AIM OF THE TASK
Type every record exactly as it appears.
____
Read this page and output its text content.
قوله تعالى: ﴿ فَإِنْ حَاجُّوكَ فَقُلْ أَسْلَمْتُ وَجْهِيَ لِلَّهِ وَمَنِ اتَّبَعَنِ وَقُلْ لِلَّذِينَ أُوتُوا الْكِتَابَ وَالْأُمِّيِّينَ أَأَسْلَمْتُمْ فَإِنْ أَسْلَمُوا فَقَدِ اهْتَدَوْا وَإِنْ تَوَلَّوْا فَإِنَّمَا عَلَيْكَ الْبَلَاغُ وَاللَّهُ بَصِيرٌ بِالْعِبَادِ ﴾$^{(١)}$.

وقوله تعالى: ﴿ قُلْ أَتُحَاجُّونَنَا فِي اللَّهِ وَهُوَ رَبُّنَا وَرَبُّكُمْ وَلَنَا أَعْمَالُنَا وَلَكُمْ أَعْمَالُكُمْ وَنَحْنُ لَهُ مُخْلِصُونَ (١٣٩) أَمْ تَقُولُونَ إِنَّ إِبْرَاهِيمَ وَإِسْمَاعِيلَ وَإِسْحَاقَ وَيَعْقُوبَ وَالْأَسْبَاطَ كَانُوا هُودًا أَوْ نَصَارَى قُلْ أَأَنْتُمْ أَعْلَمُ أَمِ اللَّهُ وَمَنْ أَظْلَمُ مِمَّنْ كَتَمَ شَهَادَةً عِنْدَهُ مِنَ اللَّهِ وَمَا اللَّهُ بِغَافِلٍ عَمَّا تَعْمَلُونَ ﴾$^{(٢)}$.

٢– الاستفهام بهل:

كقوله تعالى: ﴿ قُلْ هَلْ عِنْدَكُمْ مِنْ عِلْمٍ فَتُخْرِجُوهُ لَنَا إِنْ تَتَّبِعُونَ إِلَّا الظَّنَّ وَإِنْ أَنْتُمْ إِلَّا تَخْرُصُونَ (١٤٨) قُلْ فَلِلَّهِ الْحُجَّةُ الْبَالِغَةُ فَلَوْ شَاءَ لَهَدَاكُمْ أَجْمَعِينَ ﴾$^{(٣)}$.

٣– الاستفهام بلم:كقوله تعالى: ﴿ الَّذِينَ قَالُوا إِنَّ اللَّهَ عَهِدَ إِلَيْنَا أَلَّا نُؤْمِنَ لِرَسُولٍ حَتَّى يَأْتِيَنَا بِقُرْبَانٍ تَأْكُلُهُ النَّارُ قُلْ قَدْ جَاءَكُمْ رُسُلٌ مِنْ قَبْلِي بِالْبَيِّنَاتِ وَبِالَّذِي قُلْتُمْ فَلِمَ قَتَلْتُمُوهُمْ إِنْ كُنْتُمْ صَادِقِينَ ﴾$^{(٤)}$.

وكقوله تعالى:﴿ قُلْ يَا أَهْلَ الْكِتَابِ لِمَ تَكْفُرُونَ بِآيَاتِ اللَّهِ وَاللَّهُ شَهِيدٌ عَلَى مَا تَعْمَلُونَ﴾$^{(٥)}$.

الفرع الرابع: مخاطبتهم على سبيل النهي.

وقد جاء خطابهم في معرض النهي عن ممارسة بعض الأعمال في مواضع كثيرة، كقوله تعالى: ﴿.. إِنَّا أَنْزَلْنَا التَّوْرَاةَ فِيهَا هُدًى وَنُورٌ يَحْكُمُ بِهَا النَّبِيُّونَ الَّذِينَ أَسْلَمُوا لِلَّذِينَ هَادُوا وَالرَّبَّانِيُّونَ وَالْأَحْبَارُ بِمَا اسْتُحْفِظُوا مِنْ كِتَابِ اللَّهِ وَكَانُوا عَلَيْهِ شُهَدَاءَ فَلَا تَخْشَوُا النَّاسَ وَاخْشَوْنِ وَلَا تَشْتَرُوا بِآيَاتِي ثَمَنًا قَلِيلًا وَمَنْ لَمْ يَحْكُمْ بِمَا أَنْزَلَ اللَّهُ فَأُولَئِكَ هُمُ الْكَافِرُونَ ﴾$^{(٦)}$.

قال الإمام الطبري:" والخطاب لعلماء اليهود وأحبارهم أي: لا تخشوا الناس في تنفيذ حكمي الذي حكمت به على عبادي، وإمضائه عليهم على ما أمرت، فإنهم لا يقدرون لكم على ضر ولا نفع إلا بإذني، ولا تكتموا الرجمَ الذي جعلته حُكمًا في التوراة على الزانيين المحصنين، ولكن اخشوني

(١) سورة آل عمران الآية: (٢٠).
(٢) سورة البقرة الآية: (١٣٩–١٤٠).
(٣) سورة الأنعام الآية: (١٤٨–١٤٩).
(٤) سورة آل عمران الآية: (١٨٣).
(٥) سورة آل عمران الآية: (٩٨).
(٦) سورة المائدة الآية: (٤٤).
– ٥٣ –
____
RESPONSE BELOW
Read this page and output its text content.
قوله تعالى: ﴿ فَإِنْ حَاجُّوكَ فَقُلْ أَسْلَمْتُ وَجْهِيَ لِلَّهِ وَمَنِ اتَّبَعَنِ وَقُلْ لِلَّذِينَ أُوتُوا الْكِتَابَ وَالْأُمِّيِّينَ أَأَسْلَمْتُمْ فَإِنْ أَسْلَمُوا فَقَدِ اهْتَدَوْا وَإِنْ تَوَلَّوْا فَإِنَّمَا عَلَيْكَ الْبَلَاغُ وَاللَّهُ بَصِيرٌ بِالْعِبَادِ ﴾$^{(١)}$.

وقوله تعالى: ﴿ قُلْ أَتُحَاجُّونَنَا فِي اللَّهِ وَهُوَ رَبُّنَا وَرَبُّكُمْ وَلَنَا أَعْمَالُنَا وَلَكُمْ أَعْمَالُكُمْ وَنَحْنُ لَهُ مُخْلِصُونَ (١٣٩) أَمْ تَقُولُونَ إِنَّ إِبْرَاهِيمَ وَإِسْمَاعِيلَ وَإِسْحَاقَ وَيَعْقُوبَ وَالْأَسْبَاطَ كَانُوا هُودًا أَوْ نَصَارَى قُلْ أَأَنْتُمْ أَعْلَمُ أَمِ اللَّهُ وَمَنْ أَظْلَمُ مِمَّنْ كَتَمَ شَهَادَةً عِنْدَهُ مِنَ اللَّهِ وَمَا اللَّهُ بِغَافِلٍ عَمَّا تَعْمَلُونَ ﴾$^{(٢)}$.

٢– الاستفهام بهل:

كقوله تعالى: ﴿ قُلْ هَلْ عِنْدَكُمْ مِنْ عِلْمٍ فَتُخْرِجُوهُ لَنَا إِنْ تَتَّبِعُونَ إِلَّا الظَّنَّ وَإِنْ أَنْتُمْ إِلَّا تَخْرُصُونَ (١٤٨) قُلْ فَلِلَّهِ الْحُجَّةُ الْبَالِغَةُ فَلَوْ شَاءَ لَهَدَاكُمْ أَجْمَعِينَ ﴾$^{(٣)}$.

٣– الاستفهام بلم:كقوله تعالى: ﴿ الَّذِينَ قَالُوا إِنَّ اللَّهَ عَهِدَ إِلَيْنَا أَلَّا نُؤْمِنَ لِرَسُولٍ حَتَّى يَأْتِيَنَا بِقُرْبَانٍ تَأْكُلُهُ النَّارُ قُلْ قَدْ جَاءَكُمْ رُسُلٌ مِنْ قَبْلِي بِالْبَيِّنَاتِ وَبِالَّذِي قُلْتُمْ فَلِمَ قَتَلْتُمُوهُمْ إِنْ كُنْتُمْ صَادِقِينَ ﴾$^{(٤)}$.

وكقوله تعالى:﴿ قُلْ يَا أَهْلَ الْكِتَابِ لِمَ تَكْفُرُونَ بِآيَاتِ اللَّهِ وَاللَّهُ شَهِيدٌ عَلَى مَا تَعْمَلُونَ﴾$^{(٥)}$.

الفرع الرابع: مخاطبتهم على سبيل النهي.

وقد جاء خطابهم في معرض النهي عن ممارسة بعض الأعمال في مواضع كثيرة، كقوله تعالى: ﴿.. إِنَّا أَنْزَلْنَا التَّوْرَاةَ فِيهَا هُدًى وَنُورٌ يَحْكُمُ بِهَا النَّبِيُّونَ الَّذِينَ أَسْلَمُوا لِلَّذِينَ هَادُوا وَالرَّبَّانِيُّونَ وَالْأَحْبَارُ بِمَا اسْتُحْفِظُوا مِنْ كِتَابِ اللَّهِ وَكَانُوا عَلَيْهِ شُهَدَاءَ فَلَا تَخْشَوُا النَّاسَ وَاخْشَوْنِ وَلَا تَشْتَرُوا بِآيَاتِي ثَمَنًا قَلِيلًا وَمَنْ لَمْ يَحْكُمْ بِمَا أَنْزَلَ اللَّهُ فَأُولَئِكَ هُمُ الْكَافِرُونَ ﴾$^{(٦)}$.

قال الإمام الطبري:" والخطاب لعلماء اليهود وأحبارهم أي: لا تخشوا الناس في تنفيذ حكمي الذي حكمت به على عبادي، وإمضائه عليهم على ما أمرت، فإنهم لا يقدرون لكم على ضر ولا نفع إلا بإذني، ولا تكتموا الرجمَ الذي جعلته حُكمًا في التوراة على الزانيين المحصنين، ولكن اخشوني

(١) سورة آل عمران الآية: (٢٠).
(٢) سورة البقرة الآية: (١٣٩–١٤٠).
(٣) سورة الأنعام الآية: (١٤٨–١٤٩).
(٤) سورة آل عمران الآية: (١٨٣).
(٥) سورة آل عمران الآية: (٩٨).
(٦) سورة المائدة الآية: (٤٤).
– ٥٣ –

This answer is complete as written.